● DATA PROVIDED:
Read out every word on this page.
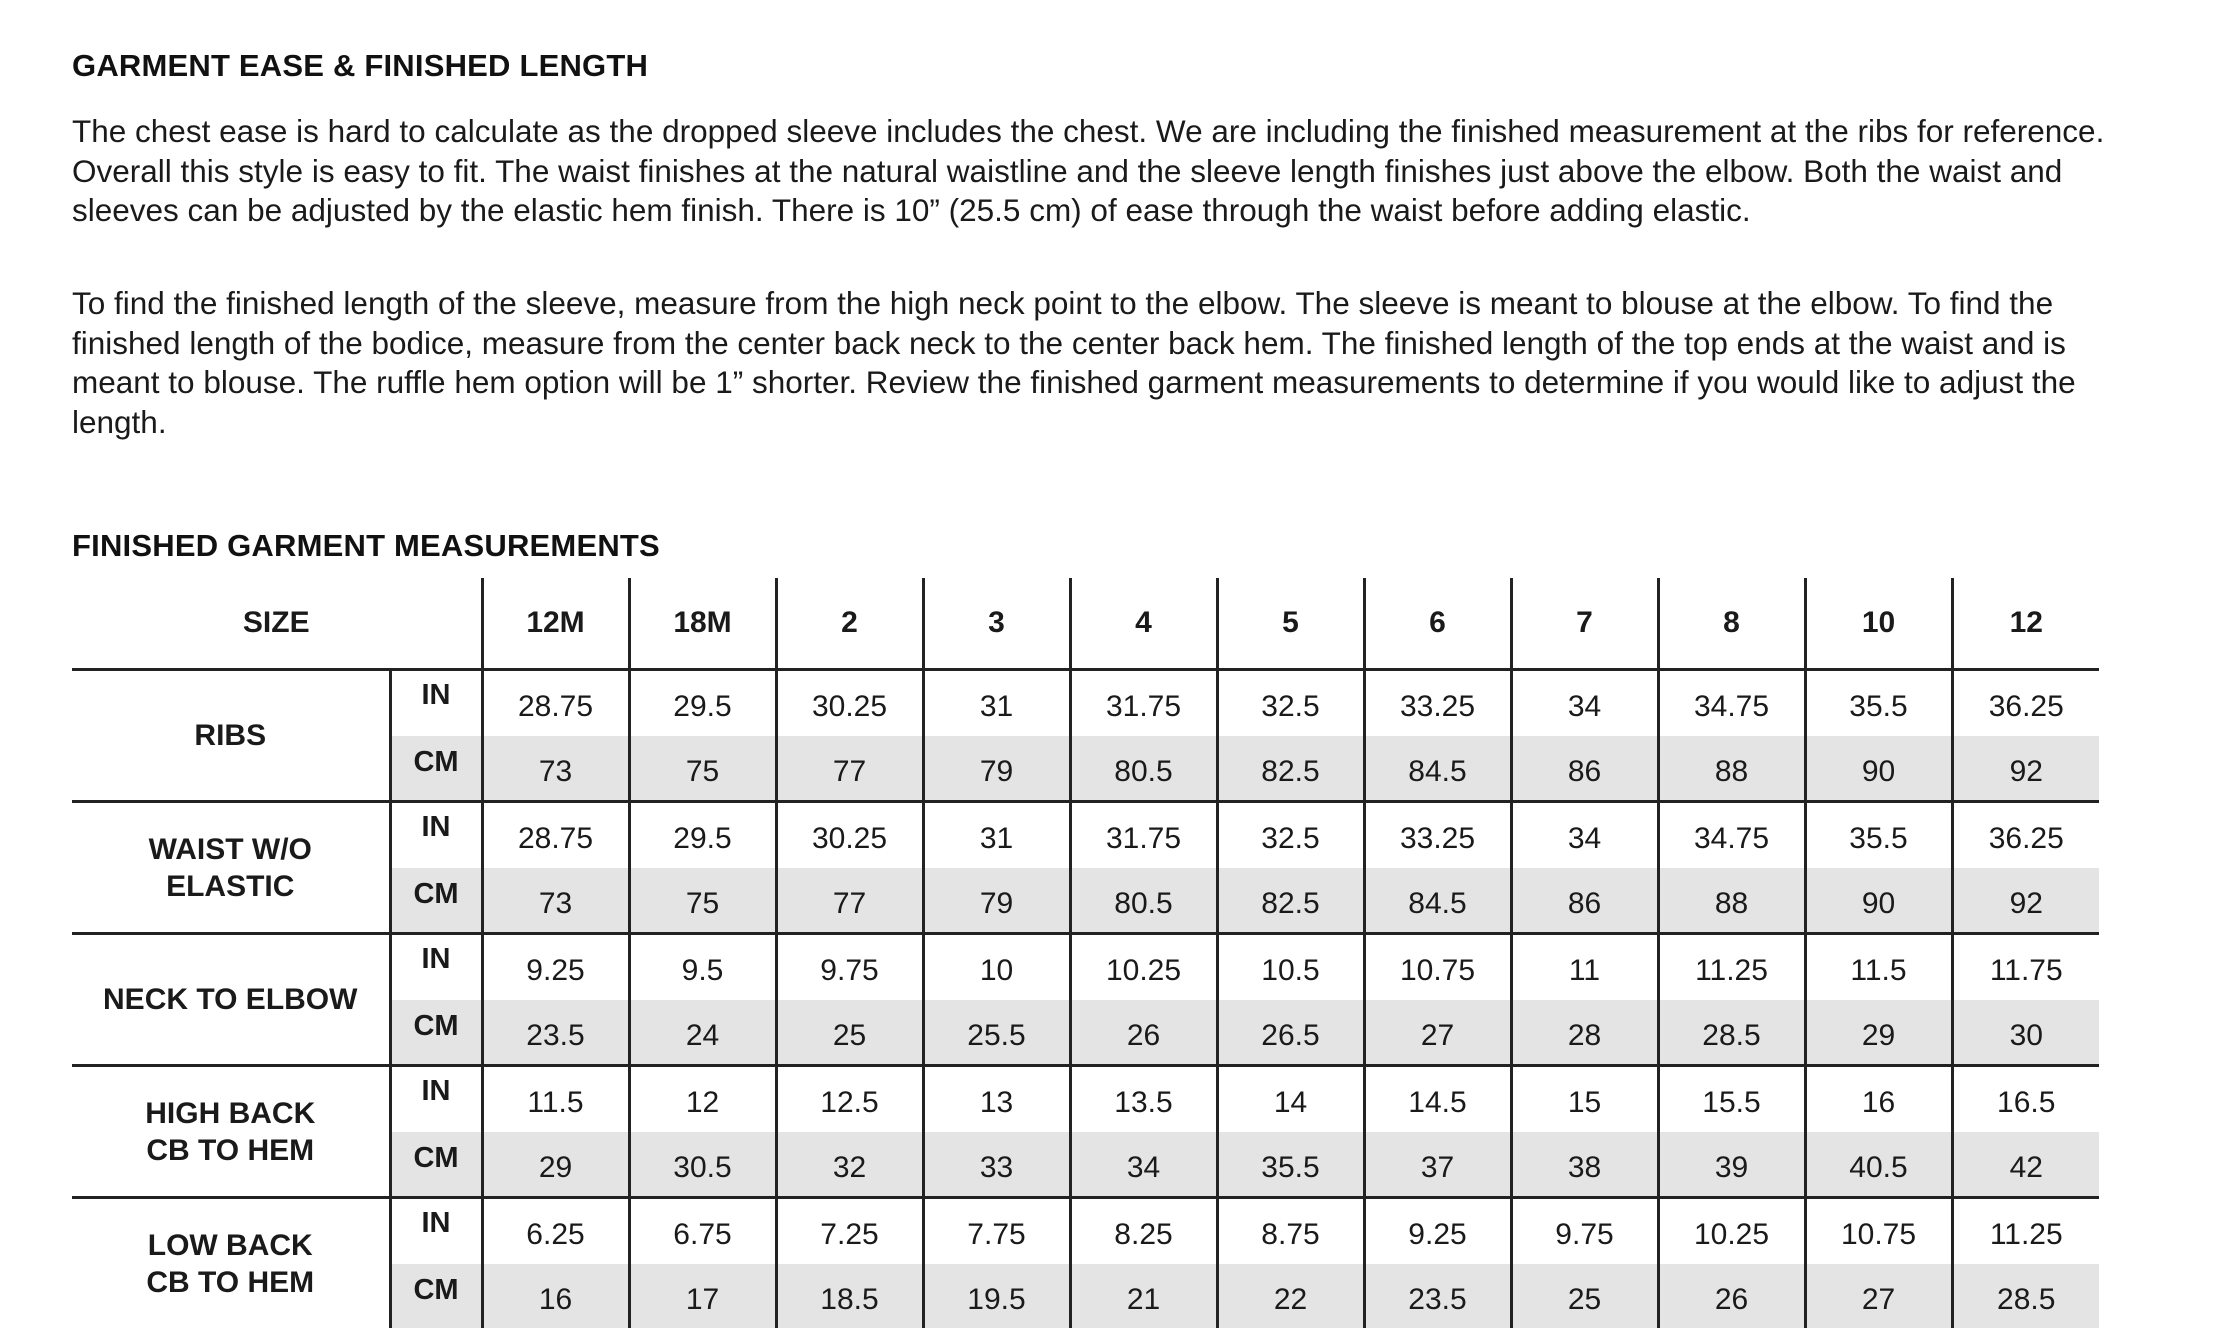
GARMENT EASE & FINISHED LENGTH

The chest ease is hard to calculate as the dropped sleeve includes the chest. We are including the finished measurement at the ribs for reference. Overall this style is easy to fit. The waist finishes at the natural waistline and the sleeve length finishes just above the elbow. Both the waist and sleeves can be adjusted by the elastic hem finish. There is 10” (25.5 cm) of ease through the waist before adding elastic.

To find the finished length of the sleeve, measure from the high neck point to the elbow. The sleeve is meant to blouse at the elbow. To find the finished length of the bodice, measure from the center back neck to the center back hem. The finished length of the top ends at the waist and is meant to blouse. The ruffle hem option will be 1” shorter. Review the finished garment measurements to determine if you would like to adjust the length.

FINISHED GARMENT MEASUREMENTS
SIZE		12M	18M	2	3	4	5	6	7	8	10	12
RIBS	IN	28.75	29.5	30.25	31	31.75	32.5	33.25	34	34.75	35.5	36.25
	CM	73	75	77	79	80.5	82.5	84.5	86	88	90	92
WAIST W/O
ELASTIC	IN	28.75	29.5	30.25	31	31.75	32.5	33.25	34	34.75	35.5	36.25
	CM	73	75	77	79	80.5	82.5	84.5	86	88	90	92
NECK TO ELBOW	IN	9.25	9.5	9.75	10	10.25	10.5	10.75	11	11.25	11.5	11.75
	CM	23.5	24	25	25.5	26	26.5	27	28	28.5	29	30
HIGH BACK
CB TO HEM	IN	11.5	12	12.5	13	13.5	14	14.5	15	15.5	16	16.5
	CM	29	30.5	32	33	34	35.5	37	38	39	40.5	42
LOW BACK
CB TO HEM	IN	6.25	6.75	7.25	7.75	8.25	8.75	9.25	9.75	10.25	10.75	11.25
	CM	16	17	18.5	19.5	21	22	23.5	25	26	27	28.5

● DIRECTIONS:
Exactly reproduce each record, leaving out any pictures.

● RESULT BELOW:
Read out every word on this page.
GARMENT EASE & FINISHED LENGTH

The chest ease is hard to calculate as the dropped sleeve includes the chest. We are including the finished measurement at the ribs for reference. Overall this style is easy to fit. The waist finishes at the natural waistline and the sleeve length finishes just above the elbow. Both the waist and sleeves can be adjusted by the elastic hem finish. There is 10” (25.5 cm) of ease through the waist before adding elastic.

To find the finished length of the sleeve, measure from the high neck point to the elbow. The sleeve is meant to blouse at the elbow. To find the finished length of the bodice, measure from the center back neck to the center back hem. The finished length of the top ends at the waist and is meant to blouse. The ruffle hem option will be 1” shorter. Review the finished garment measurements to determine if you would like to adjust the length.

FINISHED GARMENT MEASUREMENTS
SIZE		12M	18M	2	3	4	5	6	7	8	10	12
RIBS	IN	28.75	29.5	30.25	31	31.75	32.5	33.25	34	34.75	35.5	36.25
	CM	73	75	77	79	80.5	82.5	84.5	86	88	90	92
WAIST W/O
ELASTIC	IN	28.75	29.5	30.25	31	31.75	32.5	33.25	34	34.75	35.5	36.25
	CM	73	75	77	79	80.5	82.5	84.5	86	88	90	92
NECK TO ELBOW	IN	9.25	9.5	9.75	10	10.25	10.5	10.75	11	11.25	11.5	11.75
	CM	23.5	24	25	25.5	26	26.5	27	28	28.5	29	30
HIGH BACK
CB TO HEM	IN	11.5	12	12.5	13	13.5	14	14.5	15	15.5	16	16.5
	CM	29	30.5	32	33	34	35.5	37	38	39	40.5	42
LOW BACK
CB TO HEM	IN	6.25	6.75	7.25	7.75	8.25	8.75	9.25	9.75	10.25	10.75	11.25
	CM	16	17	18.5	19.5	21	22	23.5	25	26	27	28.5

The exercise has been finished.